• [Goal] Drop every picture, then transcribe the remaining data exactly.

==== Data to use

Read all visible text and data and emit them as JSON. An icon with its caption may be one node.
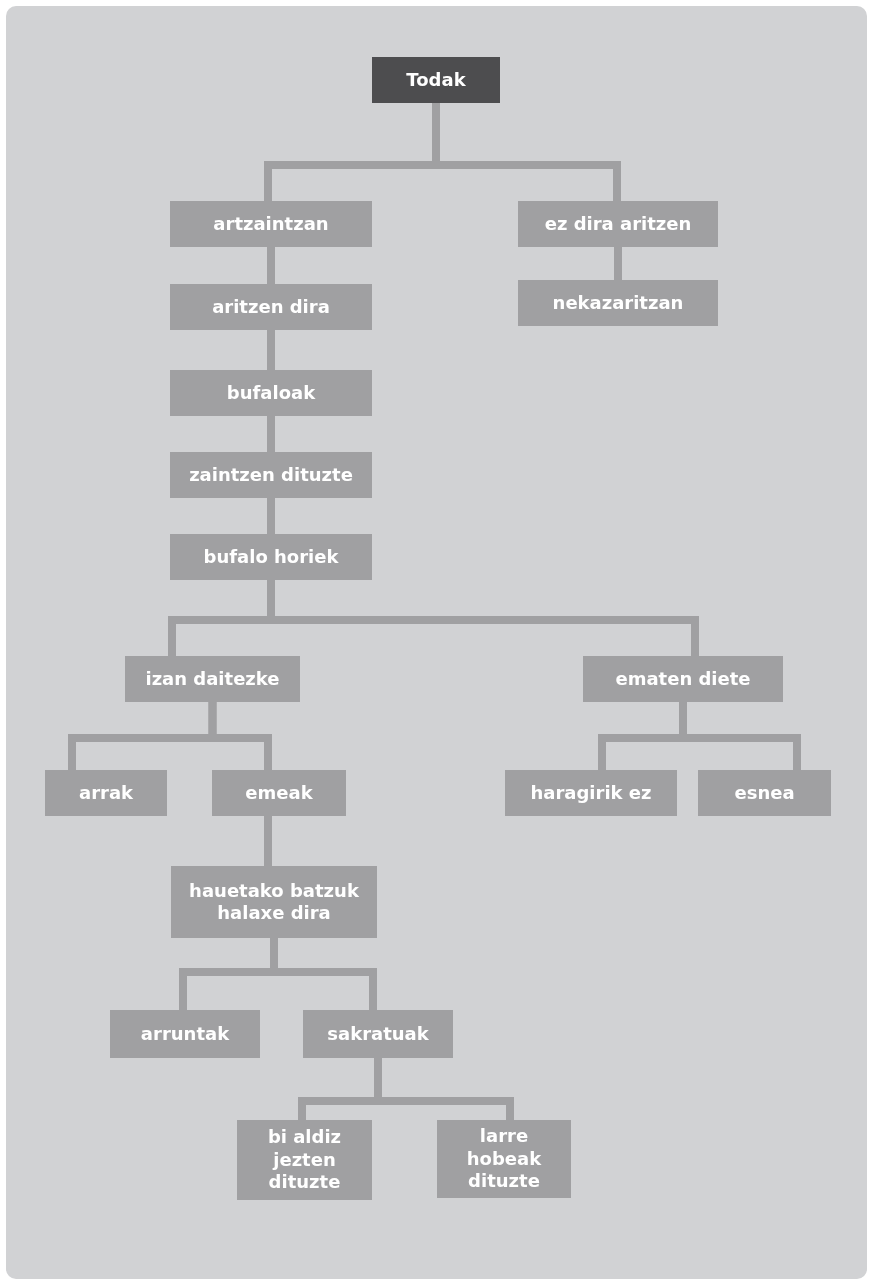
{
  "diagram": {
    "nodes": [
      {
        "text": [
          "Todak"
        ]
      },
      {
        "text": [
          "artzaintzan"
        ]
      },
      {
        "text": [
          "ez dira aritzen"
        ]
      },
      {
        "text": [
          "aritzen dira"
        ]
      },
      {
        "text": [
          "nekazaritzan"
        ]
      },
      {
        "text": [
          "bufaloak"
        ]
      },
      {
        "text": [
          "zaintzen dituzte"
        ]
      },
      {
        "text": [
          "bufalo horiek"
        ]
      },
      {
        "text": [
          "izan daitezke"
        ]
      },
      {
        "text": [
          "ematen diete"
        ]
      },
      {
        "text": [
          "arrak"
        ]
      },
      {
        "text": [
          "emeak"
        ]
      },
      {
        "text": [
          "haragirik ez"
        ]
      },
      {
        "text": [
          "esnea"
        ]
      },
      {
        "text": [
          "hauetako batzuk halaxe dira"
        ]
      },
      {
        "text": [
          "arruntak"
        ]
      },
      {
        "text": [
          "sakratuak"
        ]
      },
      {
        "text": [
          "bi aldiz jezten dituzte"
        ]
      },
      {
        "text": [
          "larre hobeak dituzte"
        ]
      }
    ],
    "edges": [
      {
        "from": 0,
        "to": 1,
        "arrow": "none"
      },
      {
        "from": 0,
        "to": 2,
        "arrow": "none"
      },
      {
        "from": 1,
        "to": 3,
        "arrow": "none"
      },
      {
        "from": 2,
        "to": 4,
        "arrow": "none"
      },
      {
        "from": 3,
        "to": 5,
        "arrow": "none"
      },
      {
        "from": 5,
        "to": 6,
        "arrow": "none"
      },
      {
        "from": 6,
        "to": 7,
        "arrow": "none"
      },
      {
        "from": 7,
        "to": 8,
        "arrow": "none"
      },
      {
        "from": 7,
        "to": 9,
        "arrow": "none"
      },
      {
        "from": 8,
        "to": 10,
        "arrow": "none"
      },
      {
        "from": 8,
        "to": 11,
        "arrow": "none"
      },
      {
        "from": 9,
        "to": 12,
        "arrow": "none"
      },
      {
        "from": 9,
        "to": 13,
        "arrow": "none"
      },
      {
        "from": 11,
        "to": 14,
        "arrow": "none"
      },
      {
        "from": 14,
        "to": 15,
        "arrow": "none"
      },
      {
        "from": 14,
        "to": 16,
        "arrow": "none"
      },
      {
        "from": 16,
        "to": 17,
        "arrow": "none"
      },
      {
        "from": 16,
        "to": 18,
        "arrow": "none"
      }
    ]
  }
}
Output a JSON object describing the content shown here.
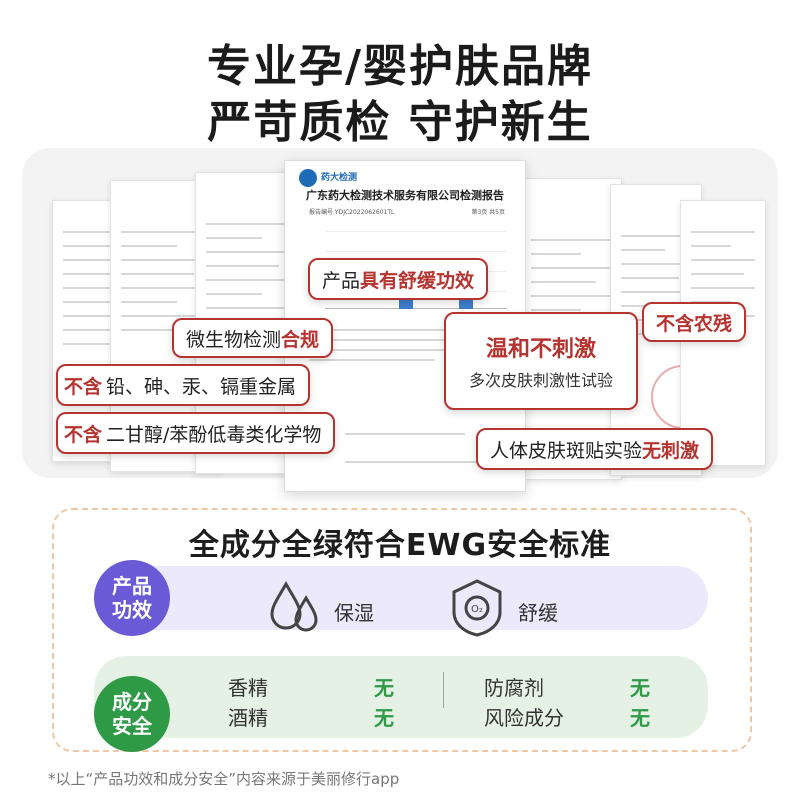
{
  "headline": {
    "line1": "专业孕/婴护肤品牌",
    "line2": "严苛质检 守护新生"
  },
  "report": {
    "org_logo_text": "药大检测",
    "title": "广东药大检测技术服务有限公司检测报告",
    "number": "报告编号 YDJC2022062601TL",
    "page": "第3页 共5页"
  },
  "callouts": {
    "soothing": {
      "prefix": "产品",
      "highlight": "具有舒缓功效"
    },
    "micro": {
      "prefix": "微生物检测",
      "highlight": "合规"
    },
    "metals": {
      "tag": "不含",
      "text": "铅、砷、汞、镉重金属"
    },
    "glycol": {
      "tag": "不含",
      "text": "二甘醇/苯酚低毒类化学物"
    },
    "mild": {
      "title": "温和不刺激",
      "subtitle": "多次皮肤刺激性试验"
    },
    "pesticide": {
      "text": "不含农残"
    },
    "patch": {
      "prefix": "人体皮肤斑贴实验 ",
      "highlight": "无刺激"
    }
  },
  "safety": {
    "title": "全成分全绿符合EWG安全标准",
    "effects_badge": [
      "产品",
      "功效"
    ],
    "effects": [
      {
        "icon": "water-drops-icon",
        "label": "保湿"
      },
      {
        "icon": "oxygen-shield-icon",
        "label": "舒缓"
      }
    ],
    "ingredients_badge": [
      "成分",
      "安全"
    ],
    "ingredients": [
      {
        "name": "香精",
        "value": "无"
      },
      {
        "name": "酒精",
        "value": "无"
      },
      {
        "name": "防腐剂",
        "value": "无"
      },
      {
        "name": "风险成分",
        "value": "无"
      }
    ],
    "colors": {
      "effects": "#6a5ad6",
      "ingredients": "#2e9a46",
      "accent": "#b6342f"
    }
  },
  "footnote": "*以上“产品功效和成分安全”内容来源于美丽修行app"
}
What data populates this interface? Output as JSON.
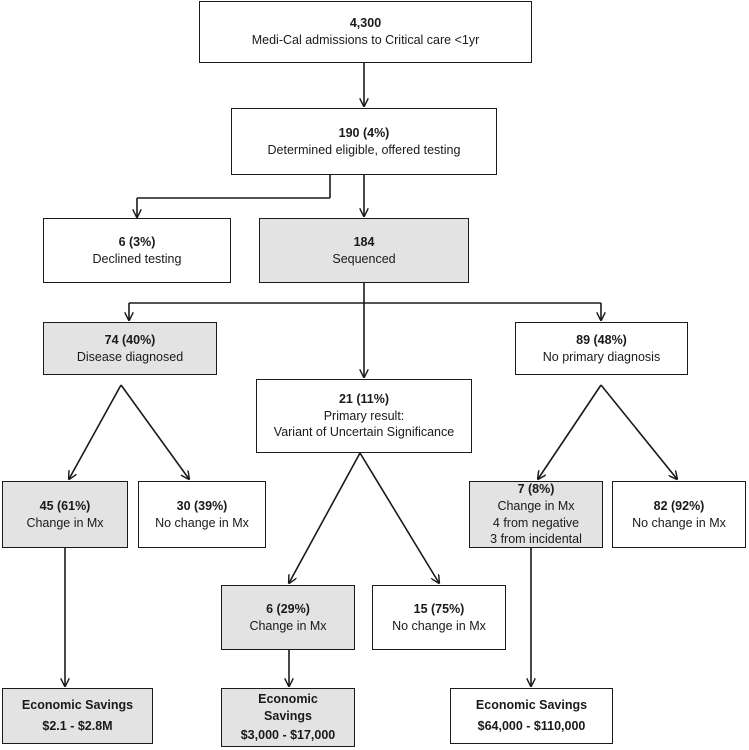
{
  "nodes": {
    "root": {
      "count": "4,300",
      "label": "Medi-Cal admissions to Critical care <1yr"
    },
    "eligible": {
      "count": "190  (4%)",
      "label": "Determined eligible, offered testing"
    },
    "declined": {
      "count": "6  (3%)",
      "label": "Declined testing"
    },
    "sequenced": {
      "count": "184",
      "label": "Sequenced"
    },
    "diagnosed": {
      "count": "74  (40%)",
      "label": "Disease diagnosed"
    },
    "vus": {
      "count": "21  (11%)",
      "line1": "Primary result:",
      "line2": "Variant of Uncertain Significance"
    },
    "no_primary": {
      "count": "89  (48%)",
      "label": "No primary diagnosis"
    },
    "diag_change": {
      "count": "45  (61%)",
      "label": "Change in Mx"
    },
    "diag_nochange": {
      "count": "30  (39%)",
      "label": "No change in Mx"
    },
    "vus_change": {
      "count": "6  (29%)",
      "label": "Change in Mx"
    },
    "vus_nochange": {
      "count": "15  (75%)",
      "label": "No change in Mx"
    },
    "nodiag_change": {
      "count": "7  (8%)",
      "line1": "Change in Mx",
      "line2": "4 from negative",
      "line3": "3 from incidental"
    },
    "nodiag_nochange": {
      "count": "82  (92%)",
      "label": "No change in Mx"
    },
    "savings_diag": {
      "title": "Economic Savings",
      "value": "$2.1 - $2.8M"
    },
    "savings_vus": {
      "title1": "Economic",
      "title2": "Savings",
      "value": "$3,000 - $17,000"
    },
    "savings_nodiag": {
      "title": "Economic Savings",
      "value": "$64,000 - $110,000"
    }
  },
  "colors": {
    "border": "#1a1a1a",
    "shaded_fill": "#e3e3e3",
    "plain_fill": "#ffffff"
  }
}
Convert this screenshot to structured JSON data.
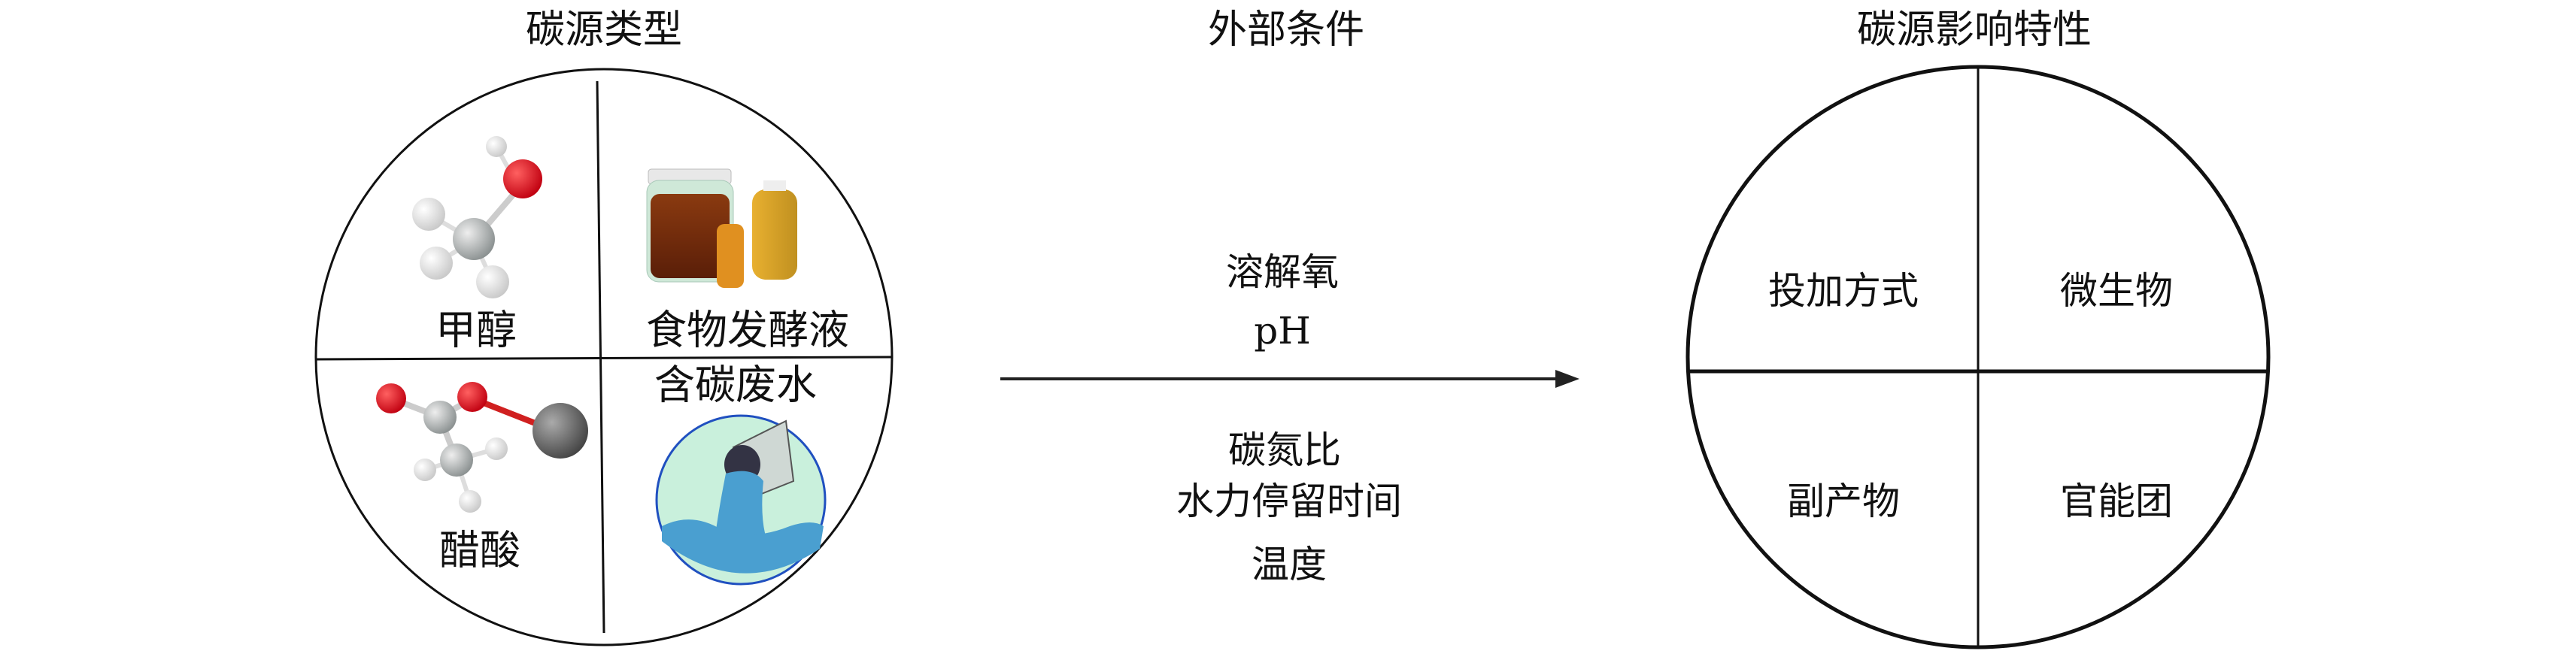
{
  "carbon_types": {
    "title": "碳源类型",
    "methanol": "甲醇",
    "food_fermentation": "食物发酵液",
    "carbon_wastewater": "含碳废水",
    "acetic_acid": "醋酸"
  },
  "external_conditions": {
    "title": "外部条件",
    "above": [
      "溶解氧",
      "pH"
    ],
    "below": [
      "碳氮比",
      "水力停留时间",
      "温度"
    ]
  },
  "influence": {
    "title": "碳源影响特性",
    "quadrants": [
      "投加方式",
      "微生物",
      "副产物",
      "官能团"
    ]
  },
  "colors": {
    "oxygen": "#e0141c",
    "carbon": "#a9aeae",
    "hydrogen": "#f2f2f2",
    "water": "#4a9fd0",
    "water_bg": "#c9f0dc"
  }
}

========

• [Answer for this exercise]
Read all visible text and data and emit them as JSON. An icon with its caption may be one node.
{
  "diagram": {
    "nodes": [
      {
        "text": [
          "Todak"
        ]
      },
      {
        "text": [
          "artzaintzan"
        ]
      },
      {
        "text": [
          "ez dira aritzen"
        ]
      },
      {
        "text": [
          "aritzen dira"
        ]
      },
      {
        "text": [
          "nekazaritzan"
        ]
      },
      {
        "text": [
          "bufaloak"
        ]
      },
      {
        "text": [
          "zaintzen dituzte"
        ]
      },
      {
        "text": [
          "bufalo horiek"
        ]
      },
      {
        "text": [
          "izan daitezke"
        ]
      },
      {
        "text": [
          "ematen diete"
        ]
      },
      {
        "text": [
          "arrak"
        ]
      },
      {
        "text": [
          "emeak"
        ]
      },
      {
        "text": [
          "haragirik ez"
        ]
      },
      {
        "text": [
          "esnea"
        ]
      },
      {
        "text": [
          "hauetako batzuk halaxe dira"
        ]
      },
      {
        "text": [
          "arruntak"
        ]
      },
      {
        "text": [
          "sakratuak"
        ]
      },
      {
        "text": [
          "bi aldiz jezten dituzte"
        ]
      },
      {
        "text": [
          "larre hobeak dituzte"
        ]
      }
    ],
    "edges": [
      {
        "from": 0,
        "to": 1,
        "arrow": "none"
      },
      {
        "from": 0,
        "to": 2,
        "arrow": "none"
      },
      {
        "from": 1,
        "to": 3,
        "arrow": "none"
      },
      {
        "from": 2,
        "to": 4,
        "arrow": "none"
      },
      {
        "from": 3,
        "to": 5,
        "arrow": "none"
      },
      {
        "from": 5,
        "to": 6,
        "arrow": "none"
      },
      {
        "from": 6,
        "to": 7,
        "arrow": "none"
      },
      {
        "from": 7,
        "to": 8,
        "arrow": "none"
      },
      {
        "from": 7,
        "to": 9,
        "arrow": "none"
      },
      {
        "from": 8,
        "to": 10,
        "arrow": "none"
      },
      {
        "from": 8,
        "to": 11,
        "arrow": "none"
      },
      {
        "from": 9,
        "to": 12,
        "arrow": "none"
      },
      {
        "from": 9,
        "to": 13,
        "arrow": "none"
      },
      {
        "from": 11,
        "to": 14,
        "arrow": "none"
      },
      {
        "from": 14,
        "to": 15,
        "arrow": "none"
      },
      {
        "from": 14,
        "to": 16,
        "arrow": "none"
      },
      {
        "from": 16,
        "to": 17,
        "arrow": "none"
      },
      {
        "from": 16,
        "to": 18,
        "arrow": "none"
      }
    ]
  }
}
Output a JSON object describing the content shown here.
{
  "headline": {
    "line1": "专业孕/婴护肤品牌",
    "line2": "严苛质检 守护新生"
  },
  "report": {
    "org_logo_text": "药大检测",
    "title": "广东药大检测技术服务有限公司检测报告",
    "number": "报告编号 YDJC2022062601TL",
    "page": "第3页 共5页"
  },
  "callouts": {
    "soothing": {
      "prefix": "产品",
      "highlight": "具有舒缓功效"
    },
    "micro": {
      "prefix": "微生物检测",
      "highlight": "合规"
    },
    "metals": {
      "tag": "不含",
      "text": "铅、砷、汞、镉重金属"
    },
    "glycol": {
      "tag": "不含",
      "text": "二甘醇/苯酚低毒类化学物"
    },
    "mild": {
      "title": "温和不刺激",
      "subtitle": "多次皮肤刺激性试验"
    },
    "pesticide": {
      "text": "不含农残"
    },
    "patch": {
      "prefix": "人体皮肤斑贴实验 ",
      "highlight": "无刺激"
    }
  },
  "safety": {
    "title": "全成分全绿符合EWG安全标准",
    "effects_badge": [
      "产品",
      "功效"
    ],
    "effects": [
      {
        "icon": "water-drops-icon",
        "label": "保湿"
      },
      {
        "icon": "oxygen-shield-icon",
        "label": "舒缓"
      }
    ],
    "ingredients_badge": [
      "成分",
      "安全"
    ],
    "ingredients": [
      {
        "name": "香精",
        "value": "无"
      },
      {
        "name": "酒精",
        "value": "无"
      },
      {
        "name": "防腐剂",
        "value": "无"
      },
      {
        "name": "风险成分",
        "value": "无"
      }
    ],
    "colors": {
      "effects": "#6a5ad6",
      "ingredients": "#2e9a46",
      "accent": "#b6342f"
    }
  },
  "footnote": "*以上“产品功效和成分安全”内容来源于美丽修行app"
}
What data populates this interface? Output as JSON.
{
  "nodes": {
    "root": {
      "count": "4,300",
      "label": "Medi-Cal admissions to Critical care <1yr"
    },
    "eligible": {
      "count": "190  (4%)",
      "label": "Determined eligible, offered testing"
    },
    "declined": {
      "count": "6  (3%)",
      "label": "Declined testing"
    },
    "sequenced": {
      "count": "184",
      "label": "Sequenced"
    },
    "diagnosed": {
      "count": "74  (40%)",
      "label": "Disease diagnosed"
    },
    "vus": {
      "count": "21  (11%)",
      "line1": "Primary result:",
      "line2": "Variant of Uncertain Significance"
    },
    "no_primary": {
      "count": "89  (48%)",
      "label": "No primary diagnosis"
    },
    "diag_change": {
      "count": "45  (61%)",
      "label": "Change in Mx"
    },
    "diag_nochange": {
      "count": "30  (39%)",
      "label": "No change in Mx"
    },
    "vus_change": {
      "count": "6  (29%)",
      "label": "Change in Mx"
    },
    "vus_nochange": {
      "count": "15  (75%)",
      "label": "No change in Mx"
    },
    "nodiag_change": {
      "count": "7  (8%)",
      "line1": "Change in Mx",
      "line2": "4 from negative",
      "line3": "3 from incidental"
    },
    "nodiag_nochange": {
      "count": "82  (92%)",
      "label": "No change in Mx"
    },
    "savings_diag": {
      "title": "Economic Savings",
      "value": "$2.1 - $2.8M"
    },
    "savings_vus": {
      "title1": "Economic",
      "title2": "Savings",
      "value": "$3,000 - $17,000"
    },
    "savings_nodiag": {
      "title": "Economic Savings",
      "value": "$64,000 - $110,000"
    }
  },
  "colors": {
    "border": "#1a1a1a",
    "shaded_fill": "#e3e3e3",
    "plain_fill": "#ffffff"
  }
}
Convert this screenshot to structured JSON data.
{
  "carbon_types": {
    "title": "碳源类型",
    "methanol": "甲醇",
    "food_fermentation": "食物发酵液",
    "carbon_wastewater": "含碳废水",
    "acetic_acid": "醋酸"
  },
  "external_conditions": {
    "title": "外部条件",
    "above": [
      "溶解氧",
      "pH"
    ],
    "below": [
      "碳氮比",
      "水力停留时间",
      "温度"
    ]
  },
  "influence": {
    "title": "碳源影响特性",
    "quadrants": [
      "投加方式",
      "微生物",
      "副产物",
      "官能团"
    ]
  },
  "colors": {
    "oxygen": "#e0141c",
    "carbon": "#a9aeae",
    "hydrogen": "#f2f2f2",
    "water": "#4a9fd0",
    "water_bg": "#c9f0dc"
  }
}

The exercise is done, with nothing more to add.